Instruction: What follows is a listing; give it again exactly, in its entirety.

─── Dataset ───

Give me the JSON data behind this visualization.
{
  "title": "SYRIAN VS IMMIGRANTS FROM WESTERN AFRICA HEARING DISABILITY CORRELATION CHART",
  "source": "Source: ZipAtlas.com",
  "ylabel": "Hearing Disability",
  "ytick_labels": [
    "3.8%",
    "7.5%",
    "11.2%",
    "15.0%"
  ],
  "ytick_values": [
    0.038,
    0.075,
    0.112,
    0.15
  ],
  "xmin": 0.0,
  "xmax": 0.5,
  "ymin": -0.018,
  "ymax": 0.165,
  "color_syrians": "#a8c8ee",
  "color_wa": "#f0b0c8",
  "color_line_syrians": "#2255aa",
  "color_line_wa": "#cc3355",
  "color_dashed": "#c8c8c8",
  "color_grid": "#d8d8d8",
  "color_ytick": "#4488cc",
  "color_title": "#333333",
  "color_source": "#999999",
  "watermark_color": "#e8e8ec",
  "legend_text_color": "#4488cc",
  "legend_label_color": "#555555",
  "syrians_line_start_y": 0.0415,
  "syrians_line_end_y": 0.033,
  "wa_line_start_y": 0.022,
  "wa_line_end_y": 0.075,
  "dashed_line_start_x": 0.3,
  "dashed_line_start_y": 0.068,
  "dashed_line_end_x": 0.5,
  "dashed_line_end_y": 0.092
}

───

Result for this exercise:
Give me the JSON data behind this visualization.
{
  "title": "SYRIAN VS IMMIGRANTS FROM WESTERN AFRICA HEARING DISABILITY CORRELATION CHART",
  "source": "Source: ZipAtlas.com",
  "ylabel": "Hearing Disability",
  "ytick_labels": [
    "3.8%",
    "7.5%",
    "11.2%",
    "15.0%"
  ],
  "ytick_values": [
    0.038,
    0.075,
    0.112,
    0.15
  ],
  "xmin": 0.0,
  "xmax": 0.5,
  "ymin": -0.018,
  "ymax": 0.165,
  "color_syrians": "#a8c8ee",
  "color_wa": "#f0b0c8",
  "color_line_syrians": "#2255aa",
  "color_line_wa": "#cc3355",
  "color_dashed": "#c8c8c8",
  "color_grid": "#d8d8d8",
  "color_ytick": "#4488cc",
  "color_title": "#333333",
  "color_source": "#999999",
  "watermark_color": "#e8e8ec",
  "legend_text_color": "#4488cc",
  "legend_label_color": "#555555",
  "syrians_line_start_y": 0.0415,
  "syrians_line_end_y": 0.033,
  "wa_line_start_y": 0.022,
  "wa_line_end_y": 0.075,
  "dashed_line_start_x": 0.3,
  "dashed_line_start_y": 0.068,
  "dashed_line_end_x": 0.5,
  "dashed_line_end_y": 0.092
}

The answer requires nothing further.